TEKS YANG DITAMPILKAN:
"""

Namun di balik wacana pertanian, terdapat sejumlah individu yang berjuang keras untuk menegakkan marwah kita sebagai negeri agraris. Pertanian menjadi tumpuan hidup bagi jutaan orang yang tinggal di pedesaan. Para petani-petani ini menjadi harapan bagi seluruh anak bangsa atas terpenuhinya kebutuhan pangan. Sungguh menyedihkan ketika nasib petani tak seindah bulir padi yang menguning di sawah-sawah.

Cerita tentang Asep dan ayahnya kusaksikan di pinggiran Cianjur, Jawa Barat. Dalam perjalanan ke beberapa desa di wilayah itu, kutemukan fakta yang sungguh menggiriskan. Desa-desa pertanian menjadi kantong-kantong kemiskinan. Beras yang diproduksi petani dijual dengan harga murah. Beras impor membanjiri pasar sehingga menyulitkan petani untuk menjual beras dengan harga pantas.

Fakta yang paling memiriskan adalah kekhawatiran akan punahnya generasi baru petani di Indonesia. Data Badan Pusat Statistik (BPS) menunjukkan trend menurunnya jumlah tenaga kerja di sektor pertanian. Pada tahun 2011, tenaga kerja di sektor ini mencapai lebih dari 37 juta orang. Pemerintah memproyeksikan, jumlah tenaga kerja pertanian pada tahun 2019 akan turun hingga 34 juta orang. Jika dilihat dari kelompok umur, maka kebanyakan pekerja sektor pertanian kita berusia di atas 60 tahun. Dikhawatirkan, sektor pertanian kita semakin mundur karena kurangnya generasi yang lebih muda, yang bersedia masuk ke sektor ini.

“Kalau saya jadi petani, maka tak ada peningkatan di keluarga. Lagian, siapa sih, anak muda yang mau jadi petani? Tak ada yang mau hidup miskin dan tidak berpendidikan. Mending ke kota dan mencari kerja yang lebih layak,” kata Asep saat kutemui seusai sekolah.

"""

DATA TERCATAT:
"""

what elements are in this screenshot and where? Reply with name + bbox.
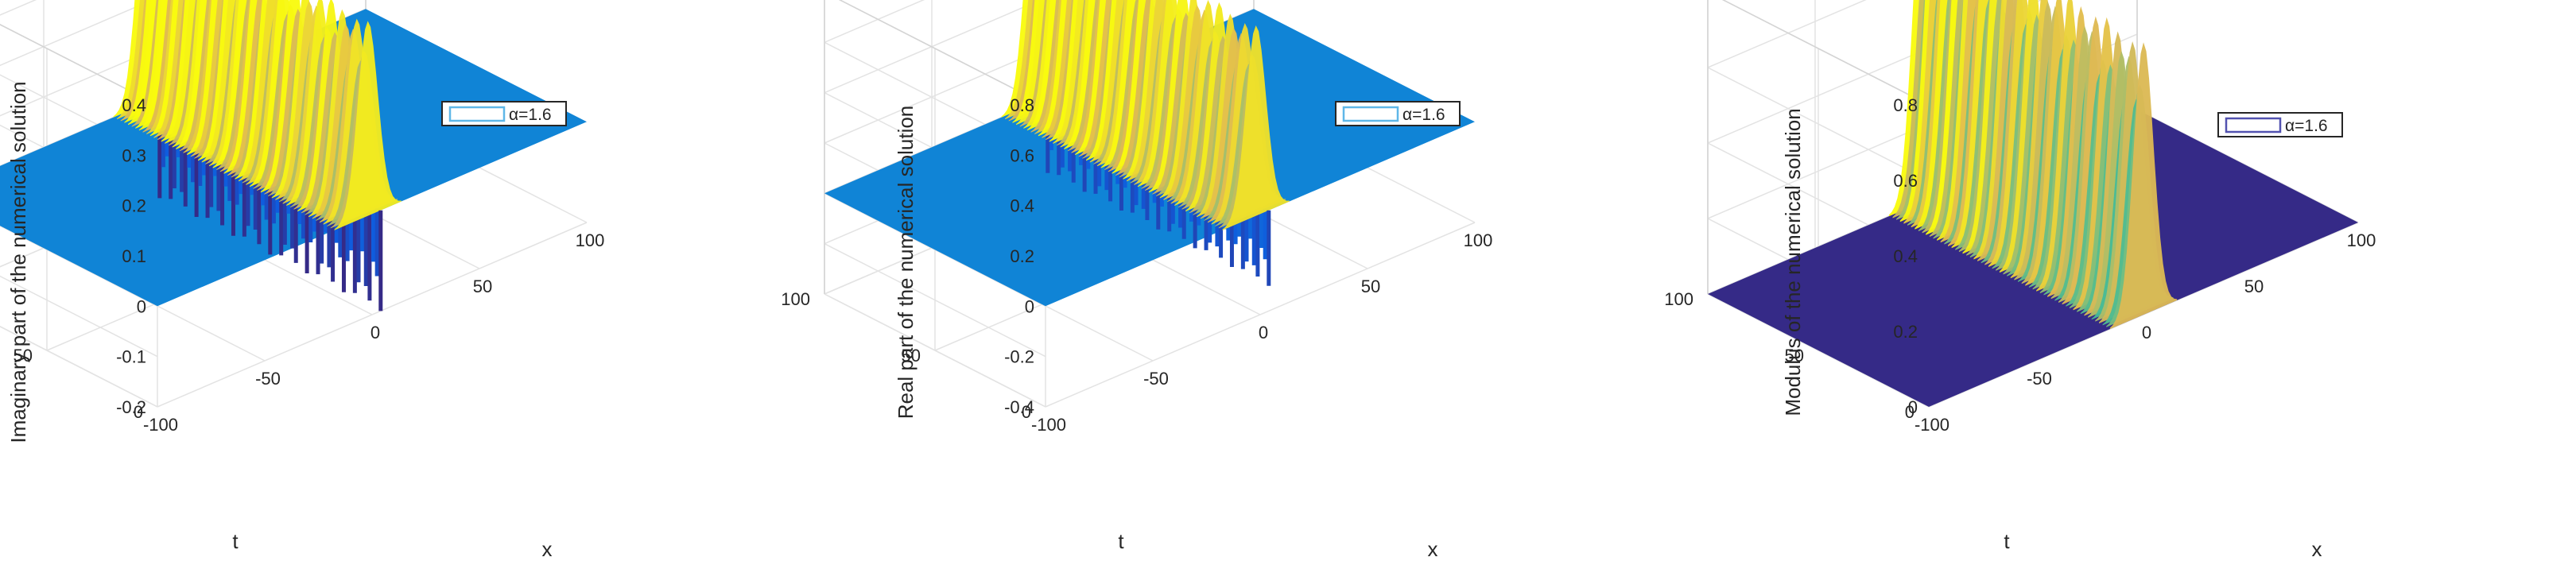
legend: α=1.6 (1335, 101, 1461, 126)
grid-line (824, 0, 925, 44)
x-tick-label: 100 (2347, 230, 2376, 250)
surface-mesh (824, 0, 1475, 307)
x-tick-label: 50 (2244, 277, 2264, 296)
t-axis-label: t (1118, 529, 1124, 553)
z-tick-label: 0.4 (1893, 246, 1918, 266)
axes-box-edge (1721, 0, 1930, 106)
z-axis-label: Imaginary part of the numerical solution (6, 81, 30, 443)
grid-line (1045, 222, 1476, 408)
z-tick-label: 0 (1025, 296, 1034, 316)
t-tick-label: 100 (1664, 289, 1693, 309)
x-tick-label: 0 (370, 323, 380, 342)
x-tick-label: 50 (1361, 277, 1380, 296)
surface-plot-imaginary: -0.2-0.100.10.20.30.4-100-50050100050100… (0, 0, 604, 561)
grid-line (157, 222, 588, 408)
axes-box-edge (838, 0, 1046, 106)
z-axis-label: Modulus of the numerical solution (1781, 108, 1805, 416)
z-tick-label: 0.6 (1893, 171, 1918, 191)
x-tick-label: -100 (1915, 415, 1949, 435)
x-tick-label: -50 (2027, 369, 2052, 389)
z-tick-label: 0.8 (1893, 95, 1918, 115)
z-tick-label: 0.1 (122, 246, 146, 266)
axes-box-edge (0, 24, 158, 106)
legend-swatch (2225, 117, 2282, 133)
t-axis-label: t (232, 529, 239, 553)
legend-label: α=1.6 (1402, 106, 1445, 124)
x-axis-label: x (2312, 537, 2322, 561)
z-tick-label: 0.4 (1010, 196, 1034, 216)
z-tick-label: 0.2 (122, 196, 146, 216)
surface-plot-real: -0.4 -0.2 0 0.2 0.4 0.6 0.8 -100 -50 0 50 100 0 50 100… (781, 0, 1492, 561)
z-tick-label: 0.8 (1010, 95, 1034, 115)
z-tick-label: 0.3 (122, 145, 146, 165)
x-tick-label: -100 (1031, 415, 1066, 435)
t-tick-label: 0 (1022, 402, 1031, 422)
x-tick-label: 50 (473, 277, 492, 296)
z-tick-label: 0.6 (1010, 145, 1034, 165)
z-tick-label: 0.2 (1010, 246, 1034, 266)
legend-label: α=1.6 (509, 106, 552, 124)
x-tick-label: -50 (1143, 369, 1169, 389)
z-tick-label: 0 (1908, 397, 1918, 417)
z-axis-label: Real part of the numerical solution (894, 106, 918, 420)
t-tick-label: 50 (902, 346, 921, 366)
surface-mesh (1708, 0, 2358, 407)
x-tick-label: 0 (2142, 323, 2151, 342)
x-axis-label: x (1428, 537, 1438, 561)
x-tick-label: 100 (1464, 230, 1493, 250)
z-tick-label: 0.2 (1893, 322, 1918, 342)
x-tick-label: -100 (143, 415, 178, 435)
z-tick-label: -0.2 (1004, 347, 1034, 367)
z-tick-label: -0.1 (116, 347, 146, 367)
legend-swatch (1342, 106, 1399, 122)
surface-strip (2109, 42, 2178, 330)
tick-labels: -0.4 -0.2 0 0.2 0.4 0.6 0.8 -100 -50 0 50 100 0 50 100 (781, 95, 1492, 435)
t-axis-label: t (2004, 529, 2010, 553)
x-tick-label: -50 (255, 369, 281, 389)
legend: α=1.6 (2217, 112, 2343, 137)
z-tick-label: 0 (137, 296, 146, 316)
t-tick-label: 50 (14, 346, 33, 366)
z-tick-label: -0.4 (1004, 397, 1034, 417)
t-tick-label: 100 (781, 289, 810, 309)
surface-strip (334, 21, 402, 230)
t-tick-label: 0 (1905, 402, 1915, 422)
x-axis-label: x (542, 537, 553, 561)
surface-mesh (0, 0, 587, 311)
z-tick-label: 0.4 (122, 95, 146, 115)
t-tick-label: 0 (134, 402, 143, 422)
grid-line (0, 0, 37, 16)
x-tick-label: 0 (1259, 323, 1268, 342)
z-tick-label: -0.2 (116, 397, 146, 417)
legend: α=1.6 (441, 101, 567, 126)
x-tick-label: 100 (576, 230, 605, 250)
legend-swatch (448, 106, 506, 122)
surface-plot-modulus: 0 0.2 0.4 0.6 0.8 -100 -50 0 50 100 0 50 100 Modulus … (1664, 0, 2376, 561)
grid-line (1707, 0, 1867, 68)
surface-strip (1222, 25, 1290, 230)
legend-label: α=1.6 (2285, 117, 2328, 135)
tick-labels: 0 0.2 0.4 0.6 0.8 -100 -50 0 50 100 0 50 100 (1664, 95, 2376, 435)
t-tick-label: 50 (1785, 346, 1804, 366)
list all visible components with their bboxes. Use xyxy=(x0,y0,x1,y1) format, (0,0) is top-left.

"""

YANG PERLU DIKERJAKAN:
1 – Menurut teks tentang petani, berapa jumlah tenaga kerja di sektor pertanian pada tahun 2011?
2 – Tuliskan kembali secara persis bagian teks tentang petani yang dimulai dari “Fakta yang paling” dan berakhir pada “kutemui seusai sekolah.”.

JAWABAN TIAP TUGAS:
1 – Lebih dari 37 juta orang.

2 –
Fakta yang paling memiriskan adalah kekhawatiran akan punahnya generasi baru petani di Indonesia. Data Badan Pusat Statistik (BPS) menunjukkan trend menurunnya jumlah tenaga kerja di sektor pertanian. Pada tahun 2011, tenaga kerja di sektor ini mencapai lebih dari 37 juta orang. Pemerintah memproyeksikan, jumlah tenaga kerja pertanian pada tahun 2019 akan turun hingga 34 juta orang. Jika dilihat dari kelompok umur, maka kebanyakan pekerja sektor pertanian kita berusia di atas 60 tahun. Dikhawatirkan, sektor pertanian kita semakin mundur karena kurangnya generasi yang lebih muda, yang bersedia masuk ke sektor ini.

“Kalau saya jadi petani, maka tak ada peningkatan di keluarga. Lagian, siapa sih, anak muda yang mau jadi petani? Tak ada yang mau hidup miskin dan tidak berpendidikan. Mending ke kota dan mencari kerja yang lebih layak,” kata Asep saat kutemui seusai sekolah.